- SET EXERCISE
Return every line of the data below that includes the string "Cumulative".

──────── MATERIALS PROVIDED ────────

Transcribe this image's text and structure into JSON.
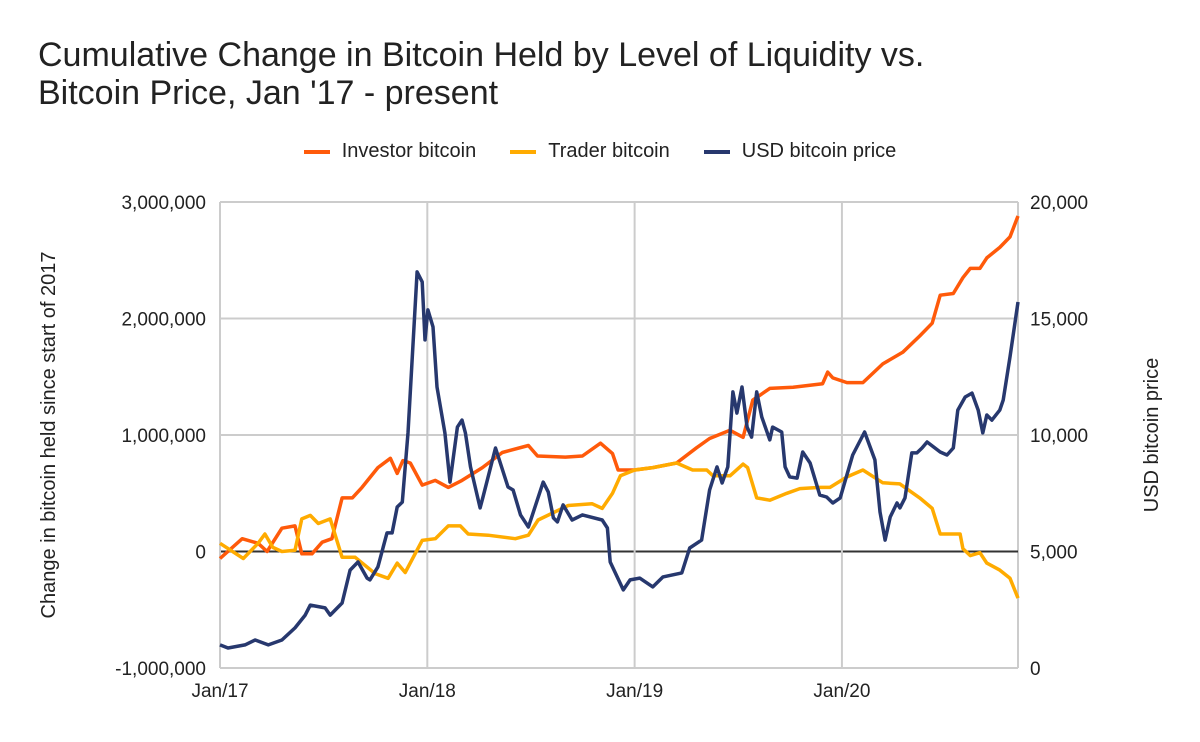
{
  "chart_data": {
    "type": "line",
    "title": "Cumulative Change in Bitcoin Held by Level of Liquidity vs. Bitcoin Price, Jan '17 - present",
    "title_lines": [
      "Cumulative Change in Bitcoin Held by Level of Liquidity vs.",
      "Bitcoin Price, Jan '17 - present"
    ],
    "ylabel": "Change in bitcoin held since start of 2017",
    "y2label": "USD bitcoin price",
    "xlabel": "",
    "legend_position": "top",
    "grid": true,
    "x_range": [
      "2017-01-01",
      "2020-11-06"
    ],
    "x_ticks": [
      {
        "date": "2017-01-01",
        "label": "Jan/17"
      },
      {
        "date": "2018-01-01",
        "label": "Jan/18"
      },
      {
        "date": "2019-01-01",
        "label": "Jan/19"
      },
      {
        "date": "2020-01-01",
        "label": "Jan/20"
      }
    ],
    "ylim": [
      -1000000,
      3000000
    ],
    "y_ticks": [
      {
        "value": -1000000,
        "label": "-1,000,000"
      },
      {
        "value": 0,
        "label": "0"
      },
      {
        "value": 1000000,
        "label": "1,000,000"
      },
      {
        "value": 2000000,
        "label": "2,000,000"
      },
      {
        "value": 3000000,
        "label": "3,000,000"
      }
    ],
    "y2lim": [
      0,
      20000
    ],
    "y2_ticks": [
      {
        "value": 0,
        "label": "0"
      },
      {
        "value": 5000,
        "label": "5,000"
      },
      {
        "value": 10000,
        "label": "10,000"
      },
      {
        "value": 15000,
        "label": "15,000"
      },
      {
        "value": 20000,
        "label": "20,000"
      }
    ],
    "series": [
      {
        "name": "Investor bitcoin",
        "axis": "left",
        "color": "#FF5A0A",
        "points": [
          [
            "2017-01-01",
            -60000
          ],
          [
            "2017-02-09",
            110000
          ],
          [
            "2017-03-09",
            70000
          ],
          [
            "2017-03-25",
            0
          ],
          [
            "2017-04-20",
            200000
          ],
          [
            "2017-05-13",
            220000
          ],
          [
            "2017-05-25",
            -20000
          ],
          [
            "2017-06-12",
            -20000
          ],
          [
            "2017-06-30",
            80000
          ],
          [
            "2017-07-17",
            110000
          ],
          [
            "2017-08-04",
            460000
          ],
          [
            "2017-08-22",
            460000
          ],
          [
            "2017-09-08",
            550000
          ],
          [
            "2017-10-06",
            720000
          ],
          [
            "2017-10-28",
            800000
          ],
          [
            "2017-11-09",
            670000
          ],
          [
            "2017-11-19",
            780000
          ],
          [
            "2017-12-02",
            760000
          ],
          [
            "2017-12-23",
            570000
          ],
          [
            "2018-01-15",
            610000
          ],
          [
            "2018-02-07",
            550000
          ],
          [
            "2018-03-03",
            610000
          ],
          [
            "2018-04-08",
            720000
          ],
          [
            "2018-05-13",
            850000
          ],
          [
            "2018-06-28",
            910000
          ],
          [
            "2018-07-14",
            820000
          ],
          [
            "2018-09-01",
            810000
          ],
          [
            "2018-10-01",
            820000
          ],
          [
            "2018-11-02",
            930000
          ],
          [
            "2018-11-23",
            840000
          ],
          [
            "2018-12-03",
            700000
          ],
          [
            "2019-01-01",
            700000
          ],
          [
            "2019-02-02",
            720000
          ],
          [
            "2019-03-16",
            760000
          ],
          [
            "2019-04-20",
            890000
          ],
          [
            "2019-05-13",
            970000
          ],
          [
            "2019-06-18",
            1040000
          ],
          [
            "2019-07-11",
            980000
          ],
          [
            "2019-07-28",
            1300000
          ],
          [
            "2019-08-27",
            1400000
          ],
          [
            "2019-10-07",
            1410000
          ],
          [
            "2019-11-28",
            1440000
          ],
          [
            "2019-12-07",
            1540000
          ],
          [
            "2019-12-16",
            1490000
          ],
          [
            "2020-01-10",
            1450000
          ],
          [
            "2020-02-07",
            1450000
          ],
          [
            "2020-03-13",
            1610000
          ],
          [
            "2020-04-17",
            1710000
          ],
          [
            "2020-05-17",
            1850000
          ],
          [
            "2020-06-08",
            1960000
          ],
          [
            "2020-06-22",
            2200000
          ],
          [
            "2020-07-15",
            2215000
          ],
          [
            "2020-08-01",
            2350000
          ],
          [
            "2020-08-14",
            2430000
          ],
          [
            "2020-08-31",
            2430000
          ],
          [
            "2020-09-12",
            2520000
          ],
          [
            "2020-10-05",
            2610000
          ],
          [
            "2020-10-23",
            2700000
          ],
          [
            "2020-11-06",
            2880000
          ]
        ]
      },
      {
        "name": "Trader bitcoin",
        "axis": "left",
        "color": "#FFAB00",
        "points": [
          [
            "2017-01-01",
            70000
          ],
          [
            "2017-02-11",
            -60000
          ],
          [
            "2017-03-09",
            70000
          ],
          [
            "2017-03-21",
            150000
          ],
          [
            "2017-04-04",
            35000
          ],
          [
            "2017-04-20",
            0
          ],
          [
            "2017-05-13",
            10000
          ],
          [
            "2017-05-25",
            280000
          ],
          [
            "2017-06-09",
            310000
          ],
          [
            "2017-06-23",
            240000
          ],
          [
            "2017-07-14",
            280000
          ],
          [
            "2017-08-04",
            -50000
          ],
          [
            "2017-08-27",
            -50000
          ],
          [
            "2017-10-01",
            -190000
          ],
          [
            "2017-10-24",
            -230000
          ],
          [
            "2017-11-09",
            -100000
          ],
          [
            "2017-11-23",
            -180000
          ],
          [
            "2017-12-23",
            95000
          ],
          [
            "2018-01-15",
            110000
          ],
          [
            "2018-02-07",
            220000
          ],
          [
            "2018-02-28",
            220000
          ],
          [
            "2018-03-14",
            150000
          ],
          [
            "2018-04-18",
            140000
          ],
          [
            "2018-06-05",
            110000
          ],
          [
            "2018-06-28",
            140000
          ],
          [
            "2018-07-15",
            270000
          ],
          [
            "2018-09-06",
            395000
          ],
          [
            "2018-10-18",
            410000
          ],
          [
            "2018-11-05",
            370000
          ],
          [
            "2018-11-23",
            500000
          ],
          [
            "2018-12-07",
            650000
          ],
          [
            "2019-01-01",
            700000
          ],
          [
            "2019-02-02",
            720000
          ],
          [
            "2019-03-16",
            760000
          ],
          [
            "2019-04-13",
            700000
          ],
          [
            "2019-05-08",
            700000
          ],
          [
            "2019-05-19",
            650000
          ],
          [
            "2019-06-18",
            650000
          ],
          [
            "2019-07-11",
            750000
          ],
          [
            "2019-07-19",
            720000
          ],
          [
            "2019-08-04",
            460000
          ],
          [
            "2019-08-27",
            440000
          ],
          [
            "2019-09-26",
            500000
          ],
          [
            "2019-10-19",
            540000
          ],
          [
            "2019-11-23",
            550000
          ],
          [
            "2019-12-11",
            550000
          ],
          [
            "2020-01-10",
            640000
          ],
          [
            "2020-02-07",
            700000
          ],
          [
            "2020-03-13",
            590000
          ],
          [
            "2020-04-12",
            580000
          ],
          [
            "2020-05-17",
            460000
          ],
          [
            "2020-06-08",
            370000
          ],
          [
            "2020-06-22",
            150000
          ],
          [
            "2020-07-27",
            150000
          ],
          [
            "2020-08-01",
            25000
          ],
          [
            "2020-08-14",
            -35000
          ],
          [
            "2020-08-31",
            -10000
          ],
          [
            "2020-09-12",
            -100000
          ],
          [
            "2020-10-05",
            -160000
          ],
          [
            "2020-10-23",
            -230000
          ],
          [
            "2020-11-06",
            -400000
          ]
        ]
      },
      {
        "name": "USD bitcoin price",
        "axis": "right",
        "color": "#27386E",
        "points": [
          [
            "2017-01-01",
            990
          ],
          [
            "2017-01-15",
            860
          ],
          [
            "2017-02-14",
            990
          ],
          [
            "2017-03-04",
            1200
          ],
          [
            "2017-03-27",
            990
          ],
          [
            "2017-04-20",
            1200
          ],
          [
            "2017-05-13",
            1720
          ],
          [
            "2017-05-31",
            2270
          ],
          [
            "2017-06-09",
            2700
          ],
          [
            "2017-07-05",
            2580
          ],
          [
            "2017-07-14",
            2270
          ],
          [
            "2017-08-04",
            2790
          ],
          [
            "2017-08-18",
            4200
          ],
          [
            "2017-09-01",
            4550
          ],
          [
            "2017-09-17",
            3860
          ],
          [
            "2017-09-22",
            3780
          ],
          [
            "2017-10-06",
            4340
          ],
          [
            "2017-10-22",
            5800
          ],
          [
            "2017-10-31",
            5800
          ],
          [
            "2017-11-09",
            6910
          ],
          [
            "2017-11-18",
            7120
          ],
          [
            "2017-11-28",
            10090
          ],
          [
            "2017-12-14",
            17000
          ],
          [
            "2017-12-23",
            16570
          ],
          [
            "2017-12-28",
            14080
          ],
          [
            "2018-01-02",
            15370
          ],
          [
            "2018-01-11",
            14640
          ],
          [
            "2018-01-18",
            12060
          ],
          [
            "2018-02-01",
            10090
          ],
          [
            "2018-02-10",
            7980
          ],
          [
            "2018-02-23",
            10340
          ],
          [
            "2018-03-03",
            10640
          ],
          [
            "2018-03-09",
            10090
          ],
          [
            "2018-03-18",
            8630
          ],
          [
            "2018-04-04",
            6870
          ],
          [
            "2018-04-09",
            7340
          ],
          [
            "2018-05-01",
            9440
          ],
          [
            "2018-05-23",
            7770
          ],
          [
            "2018-06-01",
            7640
          ],
          [
            "2018-06-14",
            6570
          ],
          [
            "2018-06-28",
            6050
          ],
          [
            "2018-07-05",
            6570
          ],
          [
            "2018-07-24",
            7980
          ],
          [
            "2018-08-02",
            7550
          ],
          [
            "2018-08-11",
            6440
          ],
          [
            "2018-08-18",
            6270
          ],
          [
            "2018-08-28",
            7000
          ],
          [
            "2018-09-13",
            6350
          ],
          [
            "2018-10-01",
            6570
          ],
          [
            "2018-11-05",
            6350
          ],
          [
            "2018-11-14",
            6010
          ],
          [
            "2018-11-19",
            4550
          ],
          [
            "2018-12-12",
            3350
          ],
          [
            "2018-12-24",
            3780
          ],
          [
            "2019-01-10",
            3860
          ],
          [
            "2019-02-02",
            3480
          ],
          [
            "2019-02-20",
            3910
          ],
          [
            "2019-03-25",
            4080
          ],
          [
            "2019-04-08",
            5150
          ],
          [
            "2019-04-29",
            5490
          ],
          [
            "2019-05-13",
            7640
          ],
          [
            "2019-05-26",
            8630
          ],
          [
            "2019-06-04",
            7940
          ],
          [
            "2019-06-14",
            8630
          ],
          [
            "2019-06-23",
            11850
          ],
          [
            "2019-06-30",
            10940
          ],
          [
            "2019-07-09",
            12060
          ],
          [
            "2019-07-18",
            10340
          ],
          [
            "2019-07-26",
            9910
          ],
          [
            "2019-08-04",
            11850
          ],
          [
            "2019-08-13",
            10770
          ],
          [
            "2019-08-27",
            9790
          ],
          [
            "2019-09-01",
            10340
          ],
          [
            "2019-09-17",
            10130
          ],
          [
            "2019-09-23",
            8630
          ],
          [
            "2019-10-01",
            8200
          ],
          [
            "2019-10-14",
            8150
          ],
          [
            "2019-10-24",
            9270
          ],
          [
            "2019-11-06",
            8800
          ],
          [
            "2019-11-23",
            7420
          ],
          [
            "2019-12-05",
            7340
          ],
          [
            "2019-12-16",
            7080
          ],
          [
            "2019-12-29",
            7300
          ],
          [
            "2020-01-20",
            9140
          ],
          [
            "2020-02-10",
            10130
          ],
          [
            "2020-02-28",
            8930
          ],
          [
            "2020-03-08",
            6700
          ],
          [
            "2020-03-17",
            5490
          ],
          [
            "2020-03-26",
            6480
          ],
          [
            "2020-04-07",
            7080
          ],
          [
            "2020-04-12",
            6870
          ],
          [
            "2020-04-21",
            7300
          ],
          [
            "2020-05-03",
            9230
          ],
          [
            "2020-05-12",
            9230
          ],
          [
            "2020-05-21",
            9440
          ],
          [
            "2020-05-30",
            9700
          ],
          [
            "2020-06-22",
            9270
          ],
          [
            "2020-07-04",
            9140
          ],
          [
            "2020-07-15",
            9440
          ],
          [
            "2020-07-23",
            11070
          ],
          [
            "2020-08-05",
            11630
          ],
          [
            "2020-08-17",
            11800
          ],
          [
            "2020-08-28",
            11070
          ],
          [
            "2020-09-05",
            10090
          ],
          [
            "2020-09-12",
            10860
          ],
          [
            "2020-09-21",
            10640
          ],
          [
            "2020-10-05",
            11070
          ],
          [
            "2020-10-11",
            11500
          ],
          [
            "2020-10-23",
            13350
          ],
          [
            "2020-11-06",
            15710
          ]
        ]
      }
    ]
  }
}
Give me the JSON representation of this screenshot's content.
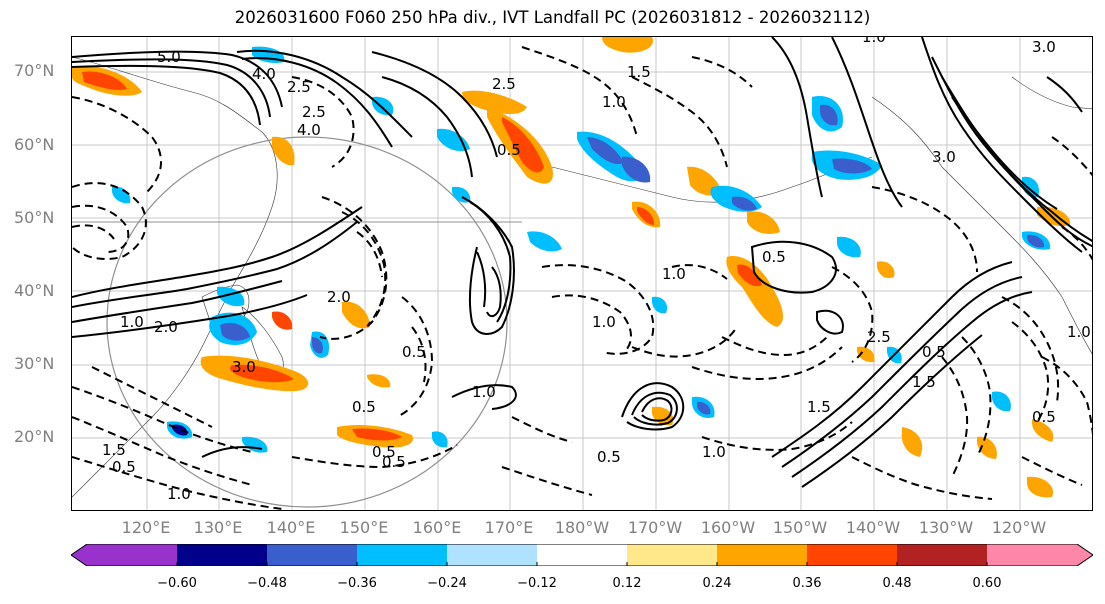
{
  "title": "2026031600 F060 250 hPa div., IVT Landfall PC (2026031812 - 2026032112)",
  "lat_labels": [
    "70°N",
    "60°N",
    "50°N",
    "40°N",
    "30°N",
    "20°N"
  ],
  "lon_labels": [
    "120°E",
    "130°E",
    "140°E",
    "150°E",
    "160°E",
    "170°E",
    "180°W",
    "170°W",
    "160°W",
    "150°W",
    "140°W",
    "130°W",
    "120°W"
  ],
  "contour_labels": [
    "5.0",
    "4.0",
    "4.0",
    "2.0",
    "1.0",
    "0.5",
    "1.0",
    "1.5",
    "2.0",
    "2.5",
    "3.0",
    "1.0",
    "0.5",
    "0.5",
    "1.0",
    "2.5",
    "3.0",
    "3.0",
    "1.5",
    "2.5",
    "1.0",
    "0.5",
    "0.5",
    "1.5",
    "2.5",
    "0.5",
    "1.0",
    "0.5",
    "1.0",
    "1.0",
    "1.0",
    "0.5",
    "1.5",
    "0.5",
    "0.5"
  ],
  "colorbar": {
    "ticks": [
      "−0.60",
      "−0.48",
      "−0.36",
      "−0.24",
      "−0.12",
      "0.12",
      "0.24",
      "0.36",
      "0.48",
      "0.60"
    ],
    "colors": [
      "#9932cc",
      "#00008b",
      "#3a5fcd",
      "#00bfff",
      "#b0e2ff",
      "#ffffff",
      "#ffe88a",
      "#ffa500",
      "#ff4500",
      "#b22222",
      "#ff88aa"
    ]
  },
  "fill_colors": {
    "strong_neg": "#3a5fcd",
    "neg": "#00bfff",
    "weak_pos": "#ffe88a",
    "pos": "#ffa500",
    "strong_pos": "#ff4500"
  }
}
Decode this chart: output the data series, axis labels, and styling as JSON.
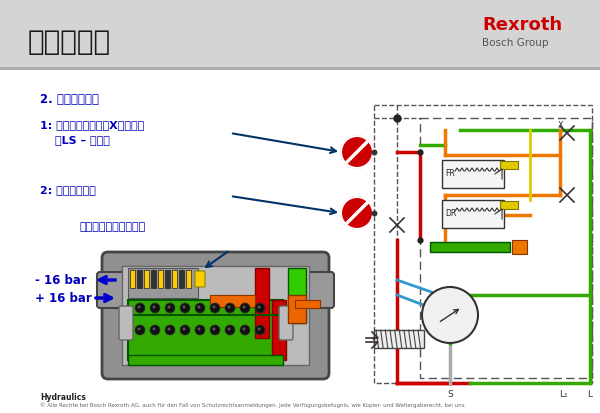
{
  "title": "流量阀设定",
  "logo_text1": "Rexroth",
  "logo_text2": "Bosch Group",
  "header_bg": "#d4d4d4",
  "body_bg": "#ffffff",
  "text1": "2. 用压差设定：",
  "label1_a": "1: 检测负载压力，即X口压力！",
  "label1_b": "（LS – 信号）",
  "label2": "2: 检测高压压力",
  "label3": "（在流量阀的油堵处）",
  "bar1": "- 16 bar",
  "bar2": "+ 16 bar",
  "footer1": "Hydraulics",
  "footer2": "© Alle Rechte bei Bosch Rexroth AG, auch für den Fall von Schutzrechtsanmeldungen. Jede Verfügungsbefugnis, wie Kopier- und Weitergaberecht, bei uns.",
  "blue_text": "#0000bb",
  "dark_blue": "#003366",
  "red_color": "#cc0000",
  "green_color": "#33cc00",
  "orange_color": "#ee6600",
  "yellow_color": "#ffcc00",
  "gray_body": "#999999",
  "light_gray": "#cccccc",
  "schematic_red": "#cc0000",
  "schematic_green": "#33aa00",
  "schematic_orange": "#ee7700",
  "schematic_yellow": "#ddcc00",
  "schematic_blue": "#3399cc",
  "header_line": "#aaaaaa"
}
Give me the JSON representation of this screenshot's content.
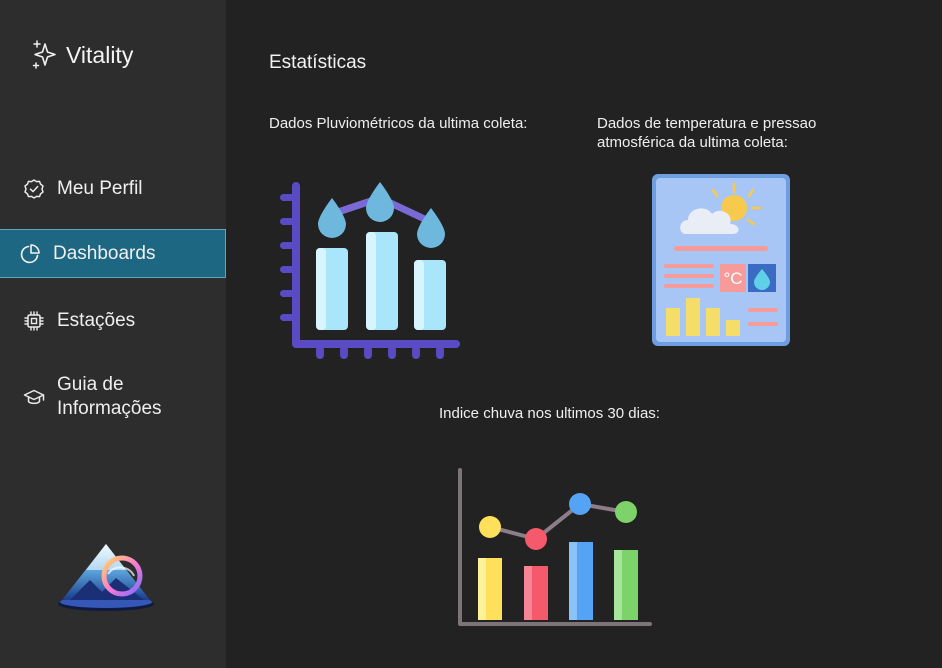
{
  "app": {
    "name": "Vitality"
  },
  "sidebar": {
    "items": [
      {
        "label": "Meu Perfil",
        "icon": "check-badge-icon",
        "active": false
      },
      {
        "label": "Dashboards",
        "icon": "pie-chart-icon",
        "active": true
      },
      {
        "label": "Estações",
        "icon": "chip-icon",
        "active": false
      },
      {
        "label": "Guia de Informações",
        "icon": "graduation-cap-icon",
        "active": false
      }
    ]
  },
  "main": {
    "title": "Estatísticas",
    "cards": [
      {
        "caption": "Dados Pluviométricos da ultima coleta:",
        "illustration": "rain-chart-icon"
      },
      {
        "caption": "Dados de temperatura e pressao atmosférica da ultima coleta:",
        "illustration": "weather-report-icon"
      },
      {
        "caption": "Indice chuva nos ultimos 30 dias:",
        "illustration": "line-bar-chart-icon"
      }
    ]
  },
  "colors": {
    "sidebar_bg": "#2d2d2d",
    "main_bg": "#222222",
    "active_item": "#1d6782"
  }
}
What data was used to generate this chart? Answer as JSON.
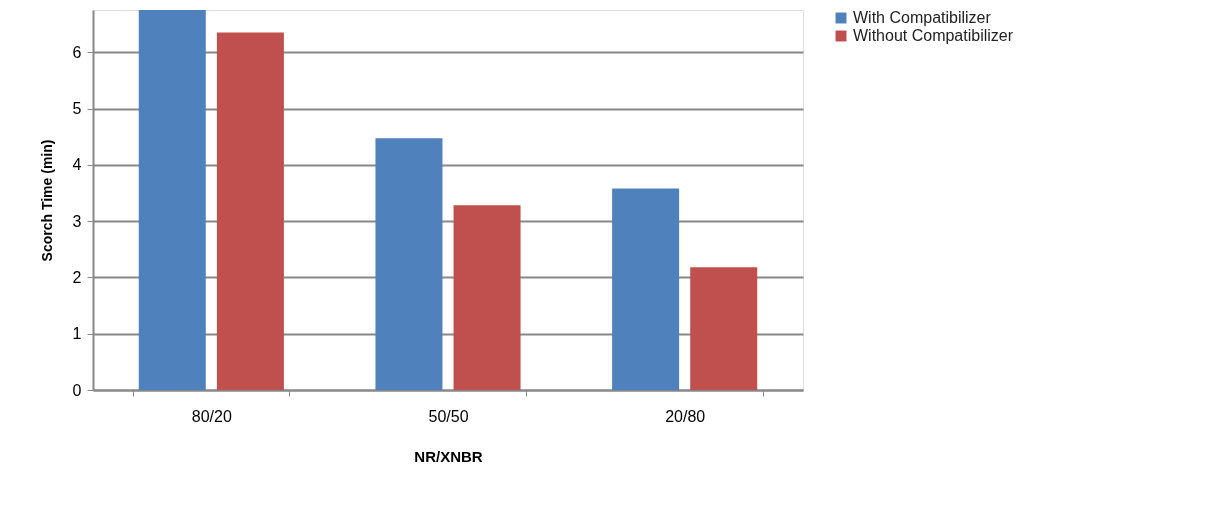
{
  "chart_data": {
    "type": "bar",
    "xlabel": "NR/XNBR",
    "ylabel": "Scorch Time (min)",
    "categories": [
      "80/20",
      "50/50",
      "20/80"
    ],
    "series": [
      {
        "name": "With Compatibilizer",
        "color": "#4f81bd",
        "values": [
          6.75,
          4.47,
          3.58
        ]
      },
      {
        "name": "Without Compatibilizer",
        "color": "#c0504d",
        "values": [
          6.35,
          3.28,
          2.18
        ]
      }
    ],
    "ylim": [
      0,
      6.75
    ],
    "yticks": [
      0,
      1,
      2,
      3,
      4,
      5,
      6
    ],
    "grid": "y",
    "legend": "right"
  }
}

────────

- RIGHT ANSWER
    "title": "Cumulative Change in Bitcoin Held by Level of Liquidity vs. Bitcoin Price, Jan '17 - present",
      "Cumulative Change in Bitcoin Held by Level of Liquidity vs.",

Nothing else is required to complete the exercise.